• Exercise description
Give the number of lines in the listing that hold the word "casa". Write nothing but that number.

• Data in this exercise
= = = = = = =

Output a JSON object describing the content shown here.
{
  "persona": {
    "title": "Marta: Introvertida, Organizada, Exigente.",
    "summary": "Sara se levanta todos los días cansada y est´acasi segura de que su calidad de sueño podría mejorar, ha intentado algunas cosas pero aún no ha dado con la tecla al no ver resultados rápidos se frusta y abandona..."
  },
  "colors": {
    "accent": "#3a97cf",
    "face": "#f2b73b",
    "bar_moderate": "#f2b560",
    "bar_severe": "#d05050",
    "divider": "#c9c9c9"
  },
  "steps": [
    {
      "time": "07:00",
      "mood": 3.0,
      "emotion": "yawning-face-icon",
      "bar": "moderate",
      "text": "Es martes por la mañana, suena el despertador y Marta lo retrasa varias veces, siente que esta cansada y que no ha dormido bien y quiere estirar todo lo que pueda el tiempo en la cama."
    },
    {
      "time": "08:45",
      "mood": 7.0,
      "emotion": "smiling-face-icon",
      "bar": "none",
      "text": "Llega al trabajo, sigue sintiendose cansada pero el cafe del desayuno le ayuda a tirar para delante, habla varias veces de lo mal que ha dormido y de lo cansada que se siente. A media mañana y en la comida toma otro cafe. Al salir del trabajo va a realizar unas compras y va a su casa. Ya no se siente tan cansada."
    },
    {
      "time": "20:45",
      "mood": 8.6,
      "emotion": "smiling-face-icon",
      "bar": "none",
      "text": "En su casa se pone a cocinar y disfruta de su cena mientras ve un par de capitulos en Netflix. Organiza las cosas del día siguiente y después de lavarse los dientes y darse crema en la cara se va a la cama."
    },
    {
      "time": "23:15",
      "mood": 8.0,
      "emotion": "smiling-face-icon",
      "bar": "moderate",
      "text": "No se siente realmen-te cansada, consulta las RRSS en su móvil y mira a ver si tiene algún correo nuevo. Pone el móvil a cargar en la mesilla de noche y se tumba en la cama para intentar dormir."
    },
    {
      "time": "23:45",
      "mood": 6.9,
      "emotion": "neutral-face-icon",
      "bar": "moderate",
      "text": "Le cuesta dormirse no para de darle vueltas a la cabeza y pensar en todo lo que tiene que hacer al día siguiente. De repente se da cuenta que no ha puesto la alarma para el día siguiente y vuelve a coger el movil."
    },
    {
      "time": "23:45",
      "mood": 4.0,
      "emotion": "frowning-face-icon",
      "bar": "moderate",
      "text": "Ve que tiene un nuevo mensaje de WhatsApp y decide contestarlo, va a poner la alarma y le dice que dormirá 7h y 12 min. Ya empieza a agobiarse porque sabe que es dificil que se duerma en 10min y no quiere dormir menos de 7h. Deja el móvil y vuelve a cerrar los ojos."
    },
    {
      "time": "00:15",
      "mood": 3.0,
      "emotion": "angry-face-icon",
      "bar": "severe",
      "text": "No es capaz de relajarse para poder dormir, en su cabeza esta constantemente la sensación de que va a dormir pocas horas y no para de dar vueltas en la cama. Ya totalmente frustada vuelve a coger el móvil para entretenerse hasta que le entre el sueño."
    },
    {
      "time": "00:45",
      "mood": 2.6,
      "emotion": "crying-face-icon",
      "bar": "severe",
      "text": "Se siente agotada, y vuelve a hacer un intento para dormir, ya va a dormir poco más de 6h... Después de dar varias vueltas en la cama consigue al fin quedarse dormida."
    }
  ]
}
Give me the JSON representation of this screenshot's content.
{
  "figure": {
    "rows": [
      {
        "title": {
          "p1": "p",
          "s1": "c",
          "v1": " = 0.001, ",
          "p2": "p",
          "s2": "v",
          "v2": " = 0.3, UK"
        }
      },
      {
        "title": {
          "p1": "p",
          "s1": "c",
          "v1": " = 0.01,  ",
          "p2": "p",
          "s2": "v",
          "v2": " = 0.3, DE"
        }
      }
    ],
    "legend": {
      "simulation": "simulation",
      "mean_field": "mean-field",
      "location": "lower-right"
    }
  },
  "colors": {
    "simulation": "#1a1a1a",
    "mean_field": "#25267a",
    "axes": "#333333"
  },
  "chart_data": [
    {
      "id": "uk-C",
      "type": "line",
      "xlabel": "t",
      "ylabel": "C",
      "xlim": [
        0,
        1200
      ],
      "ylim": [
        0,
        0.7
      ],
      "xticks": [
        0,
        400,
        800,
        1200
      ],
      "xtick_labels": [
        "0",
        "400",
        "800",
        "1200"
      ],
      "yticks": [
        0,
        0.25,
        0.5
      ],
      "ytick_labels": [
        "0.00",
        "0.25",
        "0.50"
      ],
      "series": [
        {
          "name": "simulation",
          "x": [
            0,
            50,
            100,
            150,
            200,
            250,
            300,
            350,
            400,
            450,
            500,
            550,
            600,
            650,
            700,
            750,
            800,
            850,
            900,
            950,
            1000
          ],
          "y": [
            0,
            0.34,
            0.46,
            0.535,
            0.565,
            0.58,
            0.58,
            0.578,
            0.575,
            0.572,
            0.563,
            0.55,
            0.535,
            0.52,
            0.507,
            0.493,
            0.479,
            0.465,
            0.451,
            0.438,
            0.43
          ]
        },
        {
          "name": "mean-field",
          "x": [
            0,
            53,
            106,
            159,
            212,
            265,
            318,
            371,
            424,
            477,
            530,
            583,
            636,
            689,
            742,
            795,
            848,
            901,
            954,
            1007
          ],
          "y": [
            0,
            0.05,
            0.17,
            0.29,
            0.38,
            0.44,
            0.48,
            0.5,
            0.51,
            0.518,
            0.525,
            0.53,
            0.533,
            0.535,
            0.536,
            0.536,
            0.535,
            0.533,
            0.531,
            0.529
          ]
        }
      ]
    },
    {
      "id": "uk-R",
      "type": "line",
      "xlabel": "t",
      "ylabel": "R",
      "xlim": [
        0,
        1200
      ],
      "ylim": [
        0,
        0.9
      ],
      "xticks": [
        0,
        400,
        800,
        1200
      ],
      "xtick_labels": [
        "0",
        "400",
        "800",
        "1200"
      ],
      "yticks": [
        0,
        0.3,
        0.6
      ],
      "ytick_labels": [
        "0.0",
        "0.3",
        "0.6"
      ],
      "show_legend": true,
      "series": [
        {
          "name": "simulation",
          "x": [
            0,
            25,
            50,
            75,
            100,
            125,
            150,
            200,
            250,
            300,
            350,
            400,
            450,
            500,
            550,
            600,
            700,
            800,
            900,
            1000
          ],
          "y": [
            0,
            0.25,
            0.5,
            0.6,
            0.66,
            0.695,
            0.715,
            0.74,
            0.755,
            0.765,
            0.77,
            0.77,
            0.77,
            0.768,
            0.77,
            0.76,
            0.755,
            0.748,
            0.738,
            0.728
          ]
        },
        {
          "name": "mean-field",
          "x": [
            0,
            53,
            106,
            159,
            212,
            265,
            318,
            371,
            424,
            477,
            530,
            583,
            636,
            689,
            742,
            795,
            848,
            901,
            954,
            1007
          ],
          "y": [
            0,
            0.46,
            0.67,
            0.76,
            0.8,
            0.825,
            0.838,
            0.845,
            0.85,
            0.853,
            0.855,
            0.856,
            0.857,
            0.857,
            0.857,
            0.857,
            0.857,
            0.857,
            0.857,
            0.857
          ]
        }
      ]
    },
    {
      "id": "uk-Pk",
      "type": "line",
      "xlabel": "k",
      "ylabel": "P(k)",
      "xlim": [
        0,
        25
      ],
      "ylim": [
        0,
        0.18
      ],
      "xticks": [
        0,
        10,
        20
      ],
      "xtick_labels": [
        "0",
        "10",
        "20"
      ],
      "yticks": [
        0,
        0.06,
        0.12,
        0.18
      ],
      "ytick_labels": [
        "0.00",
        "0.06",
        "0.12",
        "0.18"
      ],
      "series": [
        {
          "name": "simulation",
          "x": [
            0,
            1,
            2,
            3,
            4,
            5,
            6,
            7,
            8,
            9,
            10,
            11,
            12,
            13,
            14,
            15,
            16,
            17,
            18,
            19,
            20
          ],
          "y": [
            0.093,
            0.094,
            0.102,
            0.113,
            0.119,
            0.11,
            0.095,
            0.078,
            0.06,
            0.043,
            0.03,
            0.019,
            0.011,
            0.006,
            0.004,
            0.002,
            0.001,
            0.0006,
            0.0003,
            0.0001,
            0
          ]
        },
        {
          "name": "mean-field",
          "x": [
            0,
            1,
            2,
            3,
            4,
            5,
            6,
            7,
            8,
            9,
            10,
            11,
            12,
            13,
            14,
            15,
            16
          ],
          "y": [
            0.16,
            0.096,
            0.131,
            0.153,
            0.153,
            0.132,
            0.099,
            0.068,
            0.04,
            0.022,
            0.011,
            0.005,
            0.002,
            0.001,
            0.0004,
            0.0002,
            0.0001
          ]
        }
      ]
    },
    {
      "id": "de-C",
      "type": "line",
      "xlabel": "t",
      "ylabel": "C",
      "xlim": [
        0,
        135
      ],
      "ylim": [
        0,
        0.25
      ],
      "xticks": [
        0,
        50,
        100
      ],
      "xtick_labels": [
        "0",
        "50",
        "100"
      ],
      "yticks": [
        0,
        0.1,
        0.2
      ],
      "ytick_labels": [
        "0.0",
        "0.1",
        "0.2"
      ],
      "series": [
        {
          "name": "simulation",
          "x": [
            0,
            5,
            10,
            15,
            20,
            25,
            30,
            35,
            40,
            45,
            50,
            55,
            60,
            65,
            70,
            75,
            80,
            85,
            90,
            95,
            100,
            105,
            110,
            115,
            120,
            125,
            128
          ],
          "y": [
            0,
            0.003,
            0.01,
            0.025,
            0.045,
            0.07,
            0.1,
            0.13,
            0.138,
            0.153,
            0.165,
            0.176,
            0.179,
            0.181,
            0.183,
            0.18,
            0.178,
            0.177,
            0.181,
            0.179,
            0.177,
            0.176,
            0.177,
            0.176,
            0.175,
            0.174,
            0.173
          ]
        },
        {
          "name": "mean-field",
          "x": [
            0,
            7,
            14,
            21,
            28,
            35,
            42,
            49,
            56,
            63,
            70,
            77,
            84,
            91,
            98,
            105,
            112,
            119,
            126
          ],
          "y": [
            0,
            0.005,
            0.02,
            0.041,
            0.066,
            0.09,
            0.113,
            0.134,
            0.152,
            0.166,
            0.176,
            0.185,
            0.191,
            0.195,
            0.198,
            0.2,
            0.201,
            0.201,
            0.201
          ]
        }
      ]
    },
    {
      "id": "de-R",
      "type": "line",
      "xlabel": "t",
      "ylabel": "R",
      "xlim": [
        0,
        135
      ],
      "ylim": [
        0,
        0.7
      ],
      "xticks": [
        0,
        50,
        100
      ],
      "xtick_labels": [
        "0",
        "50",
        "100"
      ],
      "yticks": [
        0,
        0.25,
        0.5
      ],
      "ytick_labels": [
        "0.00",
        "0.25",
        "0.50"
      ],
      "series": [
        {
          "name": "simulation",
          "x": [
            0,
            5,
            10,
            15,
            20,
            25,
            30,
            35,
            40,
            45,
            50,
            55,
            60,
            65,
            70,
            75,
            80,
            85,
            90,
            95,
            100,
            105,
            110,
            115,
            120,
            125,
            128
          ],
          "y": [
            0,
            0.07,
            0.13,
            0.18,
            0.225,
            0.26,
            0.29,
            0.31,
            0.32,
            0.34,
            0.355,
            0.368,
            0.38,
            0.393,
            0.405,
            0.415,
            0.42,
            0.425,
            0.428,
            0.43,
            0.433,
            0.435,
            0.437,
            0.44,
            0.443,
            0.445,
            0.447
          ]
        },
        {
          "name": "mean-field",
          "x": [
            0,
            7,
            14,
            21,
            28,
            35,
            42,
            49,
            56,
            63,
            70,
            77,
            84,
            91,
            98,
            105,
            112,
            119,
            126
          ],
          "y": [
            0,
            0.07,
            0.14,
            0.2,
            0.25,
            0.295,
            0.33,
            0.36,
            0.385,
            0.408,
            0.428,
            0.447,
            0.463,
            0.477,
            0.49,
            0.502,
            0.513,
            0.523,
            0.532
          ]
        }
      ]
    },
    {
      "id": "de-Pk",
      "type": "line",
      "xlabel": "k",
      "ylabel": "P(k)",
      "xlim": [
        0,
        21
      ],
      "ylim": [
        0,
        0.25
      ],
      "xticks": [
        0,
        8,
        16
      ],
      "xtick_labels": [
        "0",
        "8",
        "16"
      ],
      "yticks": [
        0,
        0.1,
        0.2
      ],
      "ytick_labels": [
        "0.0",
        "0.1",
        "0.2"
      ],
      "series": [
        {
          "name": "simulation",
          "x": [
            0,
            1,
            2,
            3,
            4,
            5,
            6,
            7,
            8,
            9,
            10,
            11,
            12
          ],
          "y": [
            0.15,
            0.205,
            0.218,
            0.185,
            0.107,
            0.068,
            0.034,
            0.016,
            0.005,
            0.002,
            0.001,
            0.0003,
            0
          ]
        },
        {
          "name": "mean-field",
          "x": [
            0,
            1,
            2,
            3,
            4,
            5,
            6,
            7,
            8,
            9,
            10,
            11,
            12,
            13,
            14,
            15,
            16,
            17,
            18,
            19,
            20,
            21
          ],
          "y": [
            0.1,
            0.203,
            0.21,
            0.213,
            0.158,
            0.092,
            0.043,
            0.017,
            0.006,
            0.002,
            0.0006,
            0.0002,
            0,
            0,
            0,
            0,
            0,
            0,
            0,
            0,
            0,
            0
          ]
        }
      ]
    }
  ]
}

= = = = = = =

• Output for this exercise
2